## Aim
Filter these entries, keeping only lines that hold the word "панельный".

>> begin Material for this exercise

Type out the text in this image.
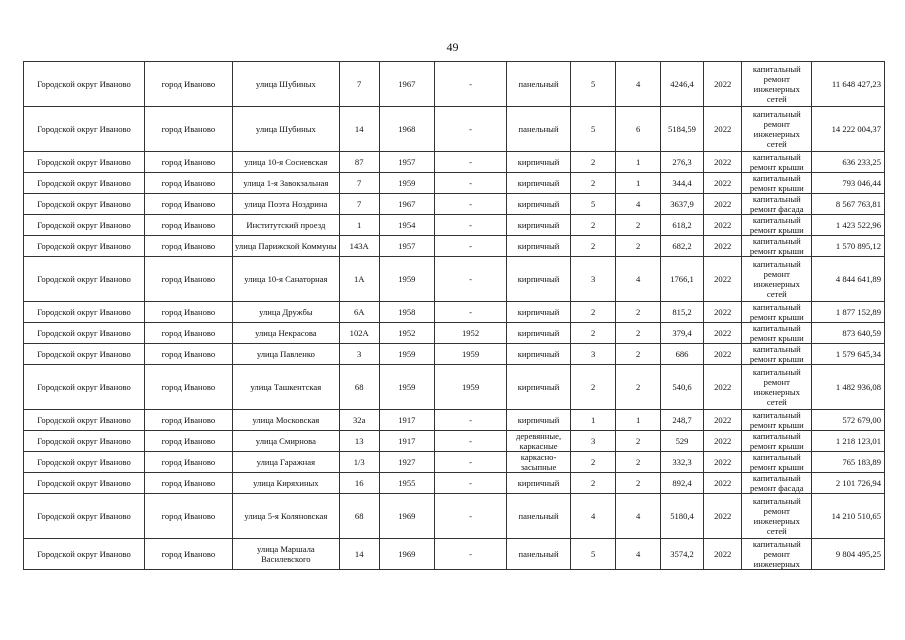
49
Городской округ Иваново	город Иваново	улица Шубиных	7	1967	-	панельный	5	4	4246,4	2022	капитальный ремонт инженерных сетей	11 648 427,23
Городской округ Иваново	город Иваново	улица Шубиных	14	1968	-	панельный	5	6	5184,59	2022	капитальный ремонт инженерных сетей	14 222 004,37
Городской округ Иваново	город Иваново	улица 10-я Сосневская	87	1957	-	кирпичный	2	1	276,3	2022	капитальный ремонт крыши	636 233,25
Городской округ Иваново	город Иваново	улица 1-я Завокзальная	7	1959	-	кирпичный	2	1	344,4	2022	капитальный ремонт крыши	793 046,44
Городской округ Иваново	город Иваново	улица Поэта Ноздрина	7	1967	-	кирпичный	5	4	3637,9	2022	капитальный ремонт фасада	8 567 763,81
Городской округ Иваново	город Иваново	Институтский проезд	1	1954	-	кирпичный	2	2	618,2	2022	капитальный ремонт крыши	1 423 522,96
Городской округ Иваново	город Иваново	улица Парижской Коммуны	143А	1957	-	кирпичный	2	2	682,2	2022	капитальный ремонт крыши	1 570 895,12
Городской округ Иваново	город Иваново	улица 10-я Санаторная	1А	1959	-	кирпичный	3	4	1766,1	2022	капитальный ремонт инженерных сетей	4 844 641,89
Городской округ Иваново	город Иваново	улица Дружбы	6А	1958	-	кирпичный	2	2	815,2	2022	капитальный ремонт крыши	1 877 152,89
Городской округ Иваново	город Иваново	улица Некрасова	102А	1952	1952	кирпичный	2	2	379,4	2022	капитальный ремонт крыши	873 640,59
Городской округ Иваново	город Иваново	улица Павленко	3	1959	1959	кирпичный	3	2	686	2022	капитальный ремонт крыши	1 579 645,34
Городской округ Иваново	город Иваново	улица Ташкентская	68	1959	1959	кирпичный	2	2	540,6	2022	капитальный ремонт инженерных сетей	1 482 936,08
Городской округ Иваново	город Иваново	улица Московская	32а	1917	-	кирпичный	1	1	248,7	2022	капитальный ремонт крыши	572 679,00
Городской округ Иваново	город Иваново	улица Смирнова	13	1917	-	деревянные, каркасные	3	2	529	2022	капитальный ремонт крыши	1 218 123,01
Городской округ Иваново	город Иваново	улица Гаражная	1/3	1927	-	каркасно-засыпные	2	2	332,3	2022	капитальный ремонт крыши	765 183,89
Городской округ Иваново	город Иваново	улица Киряхиных	16	1955	-	кирпичный	2	2	892,4	2022	капитальный ремонт фасада	2 101 726,94
Городской округ Иваново	город Иваново	улица 5-я Коляновская	68	1969	-	панельный	4	4	5180,4	2022	капитальный ремонт инженерных сетей	14 210 510,65
Городской округ Иваново	город Иваново	улица Маршала Василевского	14	1969	-	панельный	5	4	3574,2	2022	капитальный ремонт инженерных	9 804 495,25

>> end Material for this exercise

## Result
Городской округ Иваново	город Иваново	улица Шубиных	7	1967	-	панельный	5	4	4246,4	2022	капитальный ремонт инженерных сетей	11 648 427,23
Городской округ Иваново	город Иваново	улица Шубиных	14	1968	-	панельный	5	6	5184,59	2022	капитальный ремонт инженерных сетей	14 222 004,37
Городской округ Иваново	город Иваново	улица 5-я Коляновская	68	1969	-	панельный	4	4	5180,4	2022	капитальный ремонт инженерных сетей	14 210 510,65
Городской округ Иваново	город Иваново	улица Маршала Василевского	14	1969	-	панельный	5	4	3574,2	2022	капитальный ремонт инженерных	9 804 495,25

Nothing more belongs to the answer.